## Task to carry out
Wherever the word "уведомлений" appears in a line, copy that line.

## Provided records
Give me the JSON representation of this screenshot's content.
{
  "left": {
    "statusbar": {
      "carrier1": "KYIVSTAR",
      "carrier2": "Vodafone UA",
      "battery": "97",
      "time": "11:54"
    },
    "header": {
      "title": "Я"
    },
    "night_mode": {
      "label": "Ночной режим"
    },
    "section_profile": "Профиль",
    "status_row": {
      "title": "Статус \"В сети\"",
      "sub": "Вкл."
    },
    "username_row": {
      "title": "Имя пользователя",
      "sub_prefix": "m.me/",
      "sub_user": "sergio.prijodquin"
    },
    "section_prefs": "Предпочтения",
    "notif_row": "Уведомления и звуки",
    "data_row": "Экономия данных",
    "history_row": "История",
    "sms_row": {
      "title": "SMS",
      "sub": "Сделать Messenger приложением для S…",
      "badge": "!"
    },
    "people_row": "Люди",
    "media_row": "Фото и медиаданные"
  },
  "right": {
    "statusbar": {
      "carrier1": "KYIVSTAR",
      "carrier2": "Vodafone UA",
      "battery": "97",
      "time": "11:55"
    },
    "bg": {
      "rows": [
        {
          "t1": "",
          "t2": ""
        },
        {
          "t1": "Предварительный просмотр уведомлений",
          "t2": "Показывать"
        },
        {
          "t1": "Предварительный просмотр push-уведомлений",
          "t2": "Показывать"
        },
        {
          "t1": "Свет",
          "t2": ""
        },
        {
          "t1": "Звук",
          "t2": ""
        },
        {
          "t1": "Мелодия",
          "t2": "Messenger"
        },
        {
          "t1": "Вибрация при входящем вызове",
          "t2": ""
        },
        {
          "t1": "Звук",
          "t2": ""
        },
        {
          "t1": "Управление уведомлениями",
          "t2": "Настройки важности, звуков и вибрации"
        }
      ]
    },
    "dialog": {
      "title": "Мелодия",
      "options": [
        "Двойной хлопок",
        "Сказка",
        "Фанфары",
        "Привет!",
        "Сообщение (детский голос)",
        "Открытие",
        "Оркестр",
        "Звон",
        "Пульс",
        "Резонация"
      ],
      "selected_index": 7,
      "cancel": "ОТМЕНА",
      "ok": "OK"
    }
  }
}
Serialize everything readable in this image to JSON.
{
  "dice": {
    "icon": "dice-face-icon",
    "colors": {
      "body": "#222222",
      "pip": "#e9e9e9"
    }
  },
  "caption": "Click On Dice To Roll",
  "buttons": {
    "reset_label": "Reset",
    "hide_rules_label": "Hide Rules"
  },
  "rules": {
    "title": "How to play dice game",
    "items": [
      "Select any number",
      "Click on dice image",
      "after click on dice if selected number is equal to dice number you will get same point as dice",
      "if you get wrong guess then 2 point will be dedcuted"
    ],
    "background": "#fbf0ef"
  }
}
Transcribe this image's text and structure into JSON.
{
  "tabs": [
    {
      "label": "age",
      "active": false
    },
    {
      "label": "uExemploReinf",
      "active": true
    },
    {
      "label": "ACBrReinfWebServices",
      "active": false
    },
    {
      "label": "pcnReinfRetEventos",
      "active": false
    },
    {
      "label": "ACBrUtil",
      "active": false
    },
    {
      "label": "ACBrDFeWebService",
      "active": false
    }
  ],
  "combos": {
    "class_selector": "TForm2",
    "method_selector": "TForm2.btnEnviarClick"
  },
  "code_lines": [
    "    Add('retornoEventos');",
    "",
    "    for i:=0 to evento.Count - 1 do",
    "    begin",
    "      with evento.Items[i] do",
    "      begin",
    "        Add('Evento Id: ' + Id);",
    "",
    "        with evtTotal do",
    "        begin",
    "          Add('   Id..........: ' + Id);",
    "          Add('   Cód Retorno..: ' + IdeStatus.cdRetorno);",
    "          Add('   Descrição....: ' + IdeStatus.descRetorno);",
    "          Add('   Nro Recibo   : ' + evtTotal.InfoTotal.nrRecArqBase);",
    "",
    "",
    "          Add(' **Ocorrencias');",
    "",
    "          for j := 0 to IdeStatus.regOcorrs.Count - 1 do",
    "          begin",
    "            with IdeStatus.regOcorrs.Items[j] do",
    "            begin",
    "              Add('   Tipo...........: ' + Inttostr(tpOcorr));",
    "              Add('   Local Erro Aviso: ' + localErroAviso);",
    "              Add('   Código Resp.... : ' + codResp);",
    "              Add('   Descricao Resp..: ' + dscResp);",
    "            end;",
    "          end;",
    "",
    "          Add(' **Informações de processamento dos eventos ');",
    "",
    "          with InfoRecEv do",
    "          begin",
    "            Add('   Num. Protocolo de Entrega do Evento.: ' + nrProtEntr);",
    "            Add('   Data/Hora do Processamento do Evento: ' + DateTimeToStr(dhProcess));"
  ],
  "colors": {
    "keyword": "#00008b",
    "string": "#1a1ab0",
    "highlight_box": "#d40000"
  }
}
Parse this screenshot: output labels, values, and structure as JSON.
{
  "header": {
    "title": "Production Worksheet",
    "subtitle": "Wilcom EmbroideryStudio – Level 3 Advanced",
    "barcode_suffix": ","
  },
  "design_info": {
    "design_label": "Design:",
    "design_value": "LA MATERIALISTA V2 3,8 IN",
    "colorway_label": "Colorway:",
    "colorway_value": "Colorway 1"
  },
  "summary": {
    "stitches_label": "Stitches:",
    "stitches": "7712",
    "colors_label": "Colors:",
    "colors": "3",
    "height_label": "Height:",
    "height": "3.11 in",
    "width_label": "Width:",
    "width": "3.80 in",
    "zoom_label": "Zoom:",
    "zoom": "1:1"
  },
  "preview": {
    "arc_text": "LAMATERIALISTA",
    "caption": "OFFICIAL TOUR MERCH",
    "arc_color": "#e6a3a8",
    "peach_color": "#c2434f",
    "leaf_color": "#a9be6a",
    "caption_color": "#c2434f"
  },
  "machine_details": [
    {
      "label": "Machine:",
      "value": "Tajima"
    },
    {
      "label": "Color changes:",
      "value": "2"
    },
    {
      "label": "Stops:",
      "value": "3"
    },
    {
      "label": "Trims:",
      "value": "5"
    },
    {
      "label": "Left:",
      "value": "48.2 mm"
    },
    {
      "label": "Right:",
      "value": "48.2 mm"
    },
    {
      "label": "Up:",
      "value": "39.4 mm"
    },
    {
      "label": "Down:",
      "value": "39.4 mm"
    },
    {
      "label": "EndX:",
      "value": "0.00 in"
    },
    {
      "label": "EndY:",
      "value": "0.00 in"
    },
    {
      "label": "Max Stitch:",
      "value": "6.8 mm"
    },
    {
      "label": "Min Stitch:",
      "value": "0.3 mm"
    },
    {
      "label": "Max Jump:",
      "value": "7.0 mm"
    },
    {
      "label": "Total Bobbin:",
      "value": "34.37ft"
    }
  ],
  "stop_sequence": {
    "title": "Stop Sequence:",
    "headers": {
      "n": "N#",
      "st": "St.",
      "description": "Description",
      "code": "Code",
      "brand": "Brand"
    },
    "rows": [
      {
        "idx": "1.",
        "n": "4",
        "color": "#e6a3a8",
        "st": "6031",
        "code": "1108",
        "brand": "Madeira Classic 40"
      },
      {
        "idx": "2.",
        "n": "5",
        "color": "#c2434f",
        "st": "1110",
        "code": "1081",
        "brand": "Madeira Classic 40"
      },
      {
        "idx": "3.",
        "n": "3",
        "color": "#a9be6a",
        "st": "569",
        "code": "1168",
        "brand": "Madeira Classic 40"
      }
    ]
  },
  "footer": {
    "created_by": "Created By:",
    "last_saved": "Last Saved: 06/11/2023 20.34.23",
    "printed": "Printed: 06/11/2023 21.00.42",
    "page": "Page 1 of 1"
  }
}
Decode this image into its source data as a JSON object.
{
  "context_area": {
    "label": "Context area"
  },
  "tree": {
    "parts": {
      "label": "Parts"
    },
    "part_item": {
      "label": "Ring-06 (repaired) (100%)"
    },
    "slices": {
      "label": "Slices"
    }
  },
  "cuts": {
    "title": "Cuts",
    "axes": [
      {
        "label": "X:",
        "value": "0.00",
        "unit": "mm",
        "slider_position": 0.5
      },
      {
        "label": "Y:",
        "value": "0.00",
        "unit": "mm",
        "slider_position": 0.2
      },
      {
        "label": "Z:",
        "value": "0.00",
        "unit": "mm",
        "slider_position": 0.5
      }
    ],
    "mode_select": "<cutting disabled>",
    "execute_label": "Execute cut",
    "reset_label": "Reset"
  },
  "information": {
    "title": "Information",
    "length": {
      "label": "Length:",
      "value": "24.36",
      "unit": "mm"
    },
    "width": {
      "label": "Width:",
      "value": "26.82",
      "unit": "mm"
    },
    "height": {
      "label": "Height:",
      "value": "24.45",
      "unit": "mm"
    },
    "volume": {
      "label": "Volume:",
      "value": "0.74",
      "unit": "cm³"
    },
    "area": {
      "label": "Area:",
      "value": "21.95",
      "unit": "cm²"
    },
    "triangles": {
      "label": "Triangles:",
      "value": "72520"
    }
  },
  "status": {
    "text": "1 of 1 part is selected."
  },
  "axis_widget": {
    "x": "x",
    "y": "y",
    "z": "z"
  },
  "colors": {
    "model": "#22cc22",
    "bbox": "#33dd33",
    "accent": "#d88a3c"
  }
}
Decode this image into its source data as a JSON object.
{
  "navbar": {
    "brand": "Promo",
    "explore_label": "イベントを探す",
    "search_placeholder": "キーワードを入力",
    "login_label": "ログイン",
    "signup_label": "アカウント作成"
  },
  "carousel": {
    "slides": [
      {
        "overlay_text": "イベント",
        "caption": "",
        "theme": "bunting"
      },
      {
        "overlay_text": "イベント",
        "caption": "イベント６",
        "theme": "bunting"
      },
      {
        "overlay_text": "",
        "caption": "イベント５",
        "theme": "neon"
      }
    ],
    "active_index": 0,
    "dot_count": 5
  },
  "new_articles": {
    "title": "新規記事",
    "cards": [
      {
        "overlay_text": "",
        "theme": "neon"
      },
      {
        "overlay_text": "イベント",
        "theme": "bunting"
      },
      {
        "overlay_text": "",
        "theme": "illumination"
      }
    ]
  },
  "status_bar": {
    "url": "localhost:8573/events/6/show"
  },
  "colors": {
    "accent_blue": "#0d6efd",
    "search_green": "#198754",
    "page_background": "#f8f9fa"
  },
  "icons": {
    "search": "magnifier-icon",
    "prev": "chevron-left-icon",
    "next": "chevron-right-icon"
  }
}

## Result of the exercise
          "t1": "Предварительный просмотр уведомлений",
          "t1": "Предварительный просмотр push-уведомлений",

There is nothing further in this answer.